**What the task requires**: Repeat each line exactly, leaving nothing out.

Dataset rows
--*--

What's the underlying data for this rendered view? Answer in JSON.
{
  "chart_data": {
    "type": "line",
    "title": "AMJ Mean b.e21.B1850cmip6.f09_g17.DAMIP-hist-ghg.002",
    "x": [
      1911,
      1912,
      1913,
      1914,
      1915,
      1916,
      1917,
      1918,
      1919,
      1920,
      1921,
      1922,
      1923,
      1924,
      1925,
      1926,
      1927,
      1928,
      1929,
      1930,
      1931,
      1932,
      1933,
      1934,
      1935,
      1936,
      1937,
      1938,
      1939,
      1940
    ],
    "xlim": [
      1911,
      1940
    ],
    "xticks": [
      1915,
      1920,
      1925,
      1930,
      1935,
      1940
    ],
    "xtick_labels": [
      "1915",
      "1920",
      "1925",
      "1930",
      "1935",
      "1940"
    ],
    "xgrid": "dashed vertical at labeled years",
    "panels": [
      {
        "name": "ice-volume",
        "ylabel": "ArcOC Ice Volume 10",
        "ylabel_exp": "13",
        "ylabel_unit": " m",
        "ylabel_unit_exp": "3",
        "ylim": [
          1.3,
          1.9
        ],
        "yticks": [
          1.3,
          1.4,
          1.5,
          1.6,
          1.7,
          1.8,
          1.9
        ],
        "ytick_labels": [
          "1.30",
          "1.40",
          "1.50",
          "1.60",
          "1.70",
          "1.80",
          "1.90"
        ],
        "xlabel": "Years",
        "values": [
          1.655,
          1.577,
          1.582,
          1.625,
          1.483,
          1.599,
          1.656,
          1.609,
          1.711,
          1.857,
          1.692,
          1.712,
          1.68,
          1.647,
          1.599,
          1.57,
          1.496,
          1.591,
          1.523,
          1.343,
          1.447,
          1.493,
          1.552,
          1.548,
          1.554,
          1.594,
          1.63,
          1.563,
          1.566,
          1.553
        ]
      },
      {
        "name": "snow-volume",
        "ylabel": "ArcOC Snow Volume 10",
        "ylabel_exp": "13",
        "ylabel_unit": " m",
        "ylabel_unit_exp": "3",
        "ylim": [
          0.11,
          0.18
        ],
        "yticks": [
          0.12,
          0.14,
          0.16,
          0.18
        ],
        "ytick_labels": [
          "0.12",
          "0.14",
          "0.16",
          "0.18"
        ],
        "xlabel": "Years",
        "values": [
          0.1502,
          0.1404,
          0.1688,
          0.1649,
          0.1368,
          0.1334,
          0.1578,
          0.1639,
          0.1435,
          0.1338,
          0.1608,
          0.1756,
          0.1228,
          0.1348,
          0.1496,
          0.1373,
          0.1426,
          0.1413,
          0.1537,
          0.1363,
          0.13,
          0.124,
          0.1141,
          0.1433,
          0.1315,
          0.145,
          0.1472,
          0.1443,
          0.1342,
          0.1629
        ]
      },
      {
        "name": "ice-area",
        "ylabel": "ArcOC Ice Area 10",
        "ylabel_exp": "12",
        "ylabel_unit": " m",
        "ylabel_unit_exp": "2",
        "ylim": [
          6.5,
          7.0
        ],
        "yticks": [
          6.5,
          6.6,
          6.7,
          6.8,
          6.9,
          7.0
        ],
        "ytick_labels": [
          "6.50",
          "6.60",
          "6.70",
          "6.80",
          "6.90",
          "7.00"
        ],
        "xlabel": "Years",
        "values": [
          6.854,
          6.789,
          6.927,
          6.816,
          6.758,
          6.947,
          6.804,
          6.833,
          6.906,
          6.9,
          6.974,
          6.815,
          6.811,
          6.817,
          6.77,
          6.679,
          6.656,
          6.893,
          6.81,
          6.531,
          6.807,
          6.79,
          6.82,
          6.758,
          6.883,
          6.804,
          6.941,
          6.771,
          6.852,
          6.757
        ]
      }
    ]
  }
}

--*--

**Result**:
What's the underlying data for this rendered view? Answer in JSON.
{
  "chart_data": {
    "type": "line",
    "title": "AMJ Mean b.e21.B1850cmip6.f09_g17.DAMIP-hist-ghg.002",
    "x": [
      1911,
      1912,
      1913,
      1914,
      1915,
      1916,
      1917,
      1918,
      1919,
      1920,
      1921,
      1922,
      1923,
      1924,
      1925,
      1926,
      1927,
      1928,
      1929,
      1930,
      1931,
      1932,
      1933,
      1934,
      1935,
      1936,
      1937,
      1938,
      1939,
      1940
    ],
    "xlim": [
      1911,
      1940
    ],
    "xticks": [
      1915,
      1920,
      1925,
      1930,
      1935,
      1940
    ],
    "xtick_labels": [
      "1915",
      "1920",
      "1925",
      "1930",
      "1935",
      "1940"
    ],
    "xgrid": "dashed vertical at labeled years",
    "panels": [
      {
        "name": "ice-volume",
        "ylabel": "ArcOC Ice Volume 10",
        "ylabel_exp": "13",
        "ylabel_unit": " m",
        "ylabel_unit_exp": "3",
        "ylim": [
          1.3,
          1.9
        ],
        "yticks": [
          1.3,
          1.4,
          1.5,
          1.6,
          1.7,
          1.8,
          1.9
        ],
        "ytick_labels": [
          "1.30",
          "1.40",
          "1.50",
          "1.60",
          "1.70",
          "1.80",
          "1.90"
        ],
        "xlabel": "Years",
        "values": [
          1.655,
          1.577,
          1.582,
          1.625,
          1.483,
          1.599,
          1.656,
          1.609,
          1.711,
          1.857,
          1.692,
          1.712,
          1.68,
          1.647,
          1.599,
          1.57,
          1.496,
          1.591,
          1.523,
          1.343,
          1.447,
          1.493,
          1.552,
          1.548,
          1.554,
          1.594,
          1.63,
          1.563,
          1.566,
          1.553
        ]
      },
      {
        "name": "snow-volume",
        "ylabel": "ArcOC Snow Volume 10",
        "ylabel_exp": "13",
        "ylabel_unit": " m",
        "ylabel_unit_exp": "3",
        "ylim": [
          0.11,
          0.18
        ],
        "yticks": [
          0.12,
          0.14,
          0.16,
          0.18
        ],
        "ytick_labels": [
          "0.12",
          "0.14",
          "0.16",
          "0.18"
        ],
        "xlabel": "Years",
        "values": [
          0.1502,
          0.1404,
          0.1688,
          0.1649,
          0.1368,
          0.1334,
          0.1578,
          0.1639,
          0.1435,
          0.1338,
          0.1608,
          0.1756,
          0.1228,
          0.1348,
          0.1496,
          0.1373,
          0.1426,
          0.1413,
          0.1537,
          0.1363,
          0.13,
          0.124,
          0.1141,
          0.1433,
          0.1315,
          0.145,
          0.1472,
          0.1443,
          0.1342,
          0.1629
        ]
      },
      {
        "name": "ice-area",
        "ylabel": "ArcOC Ice Area 10",
        "ylabel_exp": "12",
        "ylabel_unit": " m",
        "ylabel_unit_exp": "2",
        "ylim": [
          6.5,
          7.0
        ],
        "yticks": [
          6.5,
          6.6,
          6.7,
          6.8,
          6.9,
          7.0
        ],
        "ytick_labels": [
          "6.50",
          "6.60",
          "6.70",
          "6.80",
          "6.90",
          "7.00"
        ],
        "xlabel": "Years",
        "values": [
          6.854,
          6.789,
          6.927,
          6.816,
          6.758,
          6.947,
          6.804,
          6.833,
          6.906,
          6.9,
          6.974,
          6.815,
          6.811,
          6.817,
          6.77,
          6.679,
          6.656,
          6.893,
          6.81,
          6.531,
          6.807,
          6.79,
          6.82,
          6.758,
          6.883,
          6.804,
          6.941,
          6.771,
          6.852,
          6.757
        ]
      }
    ]
  }
}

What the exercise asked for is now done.